_Document_

For immediate release 6th August 2009
ID cards easily electronically forged
Technical expert Adam Laurie has demonstrated copying, cloning and changing
details [1] on the biometric visa cards being issued by the government to
foreign nationals - the same technology that is to be used for the UK ID
scheme.
This is just the latest in a series of 'hacking' exercises showing the
technical insecurity of the Identity and Passport Service's products [2].
Officials have repeatedly declared them impossible, despite clear evidence
and open demonstrations for the press. The very information most useful to
identity thieves and fraudsters is made more vulnerable by using microchips
*designed* to broadcast your personal details for official convenience.
NO2ID [3] today condemned the Home Office for knowingly making 'ID theft'
easier, ignoring dangerous vulnerabilities in the ID card as it pursues its
real goal - the universal population register that would give officials
unprecedented control of our lives, and make the Home Office king in
Whitehall.

_Excerpted data_
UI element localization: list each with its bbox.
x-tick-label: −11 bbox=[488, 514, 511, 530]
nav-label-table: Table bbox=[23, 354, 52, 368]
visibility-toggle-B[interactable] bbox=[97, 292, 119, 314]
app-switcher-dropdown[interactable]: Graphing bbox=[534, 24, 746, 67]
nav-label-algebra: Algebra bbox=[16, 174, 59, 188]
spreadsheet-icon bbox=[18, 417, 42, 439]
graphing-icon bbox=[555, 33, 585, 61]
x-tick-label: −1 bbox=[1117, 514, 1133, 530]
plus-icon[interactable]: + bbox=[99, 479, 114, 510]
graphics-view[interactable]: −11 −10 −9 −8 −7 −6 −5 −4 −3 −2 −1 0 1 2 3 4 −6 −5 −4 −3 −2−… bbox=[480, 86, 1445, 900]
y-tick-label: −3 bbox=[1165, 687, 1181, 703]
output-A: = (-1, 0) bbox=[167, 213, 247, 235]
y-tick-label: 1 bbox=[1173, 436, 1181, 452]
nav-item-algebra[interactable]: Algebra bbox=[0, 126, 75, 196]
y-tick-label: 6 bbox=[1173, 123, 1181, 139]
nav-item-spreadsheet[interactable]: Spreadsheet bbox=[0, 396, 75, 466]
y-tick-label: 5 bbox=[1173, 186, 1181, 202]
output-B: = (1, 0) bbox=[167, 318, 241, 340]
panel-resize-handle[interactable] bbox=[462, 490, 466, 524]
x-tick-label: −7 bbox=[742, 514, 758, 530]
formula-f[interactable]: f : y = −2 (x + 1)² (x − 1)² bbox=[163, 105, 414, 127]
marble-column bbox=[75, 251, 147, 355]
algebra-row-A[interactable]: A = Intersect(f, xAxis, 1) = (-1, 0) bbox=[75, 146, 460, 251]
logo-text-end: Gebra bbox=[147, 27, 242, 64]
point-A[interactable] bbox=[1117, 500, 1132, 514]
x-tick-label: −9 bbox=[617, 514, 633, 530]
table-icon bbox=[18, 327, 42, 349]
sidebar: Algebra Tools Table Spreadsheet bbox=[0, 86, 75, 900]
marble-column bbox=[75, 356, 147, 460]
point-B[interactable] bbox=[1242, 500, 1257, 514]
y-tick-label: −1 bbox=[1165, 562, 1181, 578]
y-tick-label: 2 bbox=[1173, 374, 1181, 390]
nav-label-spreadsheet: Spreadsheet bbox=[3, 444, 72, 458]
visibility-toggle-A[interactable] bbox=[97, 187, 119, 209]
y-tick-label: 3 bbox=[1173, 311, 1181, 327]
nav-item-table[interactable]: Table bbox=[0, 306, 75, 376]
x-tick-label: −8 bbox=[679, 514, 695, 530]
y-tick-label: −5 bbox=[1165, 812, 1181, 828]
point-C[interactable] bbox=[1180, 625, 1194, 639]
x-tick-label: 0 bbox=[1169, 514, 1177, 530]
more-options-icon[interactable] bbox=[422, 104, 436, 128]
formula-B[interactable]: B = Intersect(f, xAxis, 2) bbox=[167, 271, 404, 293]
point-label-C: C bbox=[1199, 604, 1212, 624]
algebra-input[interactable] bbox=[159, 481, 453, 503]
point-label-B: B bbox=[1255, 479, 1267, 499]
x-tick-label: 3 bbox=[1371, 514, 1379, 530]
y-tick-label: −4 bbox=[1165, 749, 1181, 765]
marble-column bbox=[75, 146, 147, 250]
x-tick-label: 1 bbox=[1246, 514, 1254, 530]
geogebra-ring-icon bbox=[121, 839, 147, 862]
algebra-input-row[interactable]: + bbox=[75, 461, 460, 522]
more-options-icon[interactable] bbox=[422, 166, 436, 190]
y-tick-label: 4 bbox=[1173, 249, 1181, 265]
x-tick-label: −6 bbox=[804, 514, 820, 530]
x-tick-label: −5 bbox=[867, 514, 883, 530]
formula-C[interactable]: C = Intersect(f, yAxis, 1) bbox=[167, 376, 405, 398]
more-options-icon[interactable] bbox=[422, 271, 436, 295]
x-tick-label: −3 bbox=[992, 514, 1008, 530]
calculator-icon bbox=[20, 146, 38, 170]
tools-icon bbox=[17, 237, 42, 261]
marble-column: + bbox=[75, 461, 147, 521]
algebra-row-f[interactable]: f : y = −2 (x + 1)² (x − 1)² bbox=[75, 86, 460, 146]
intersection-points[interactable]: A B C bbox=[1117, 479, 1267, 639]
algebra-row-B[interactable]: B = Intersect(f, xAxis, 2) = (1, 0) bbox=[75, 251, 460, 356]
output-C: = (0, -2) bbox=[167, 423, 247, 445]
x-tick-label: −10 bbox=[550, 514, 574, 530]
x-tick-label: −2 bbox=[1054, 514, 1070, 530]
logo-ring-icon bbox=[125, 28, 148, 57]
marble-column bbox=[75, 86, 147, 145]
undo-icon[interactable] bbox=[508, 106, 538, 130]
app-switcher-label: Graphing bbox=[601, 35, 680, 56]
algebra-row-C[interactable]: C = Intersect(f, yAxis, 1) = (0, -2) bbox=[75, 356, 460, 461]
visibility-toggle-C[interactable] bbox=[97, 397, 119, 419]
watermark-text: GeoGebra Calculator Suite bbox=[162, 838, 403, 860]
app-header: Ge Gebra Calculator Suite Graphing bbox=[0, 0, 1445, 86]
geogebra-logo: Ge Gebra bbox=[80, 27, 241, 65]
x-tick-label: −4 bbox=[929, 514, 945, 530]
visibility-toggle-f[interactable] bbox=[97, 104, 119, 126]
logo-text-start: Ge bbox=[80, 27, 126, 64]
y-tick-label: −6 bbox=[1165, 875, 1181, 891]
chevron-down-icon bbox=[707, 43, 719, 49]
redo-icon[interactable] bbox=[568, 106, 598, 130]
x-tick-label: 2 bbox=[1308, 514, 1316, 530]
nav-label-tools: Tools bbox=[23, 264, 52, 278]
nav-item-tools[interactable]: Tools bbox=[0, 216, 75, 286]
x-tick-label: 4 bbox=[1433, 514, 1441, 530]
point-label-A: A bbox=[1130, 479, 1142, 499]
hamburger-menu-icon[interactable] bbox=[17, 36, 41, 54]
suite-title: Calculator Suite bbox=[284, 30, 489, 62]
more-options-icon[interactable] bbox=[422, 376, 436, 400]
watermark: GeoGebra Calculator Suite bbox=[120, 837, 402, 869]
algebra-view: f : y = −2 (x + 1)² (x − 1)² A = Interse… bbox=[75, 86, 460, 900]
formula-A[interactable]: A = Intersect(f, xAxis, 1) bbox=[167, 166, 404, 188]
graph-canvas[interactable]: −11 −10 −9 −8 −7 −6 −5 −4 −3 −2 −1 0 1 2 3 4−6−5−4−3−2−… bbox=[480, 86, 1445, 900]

_Exercise_
Revise the press release on ID cards from the words "For immediate release" through "for official convenience.", replacing "microchips" with "smart chips".

_Result below_
For immediate release 6th August 2009
ID cards easily electronically forged
Technical expert Adam Laurie has demonstrated copying, cloning and changing
details [1] on the biometric visa cards being issued by the government to
foreign nationals - the same technology that is to be used for the UK ID
scheme.
This is just the latest in a series of 'hacking' exercises showing the
technical insecurity of the Identity and Passport Service's products [2].
Officials have repeatedly declared them impossible, despite clear evidence
and open demonstrations for the press. The very information most useful to
identity thieves and fraudsters is made more vulnerable by using smart chips
*designed* to broadcast your personal details for official convenience.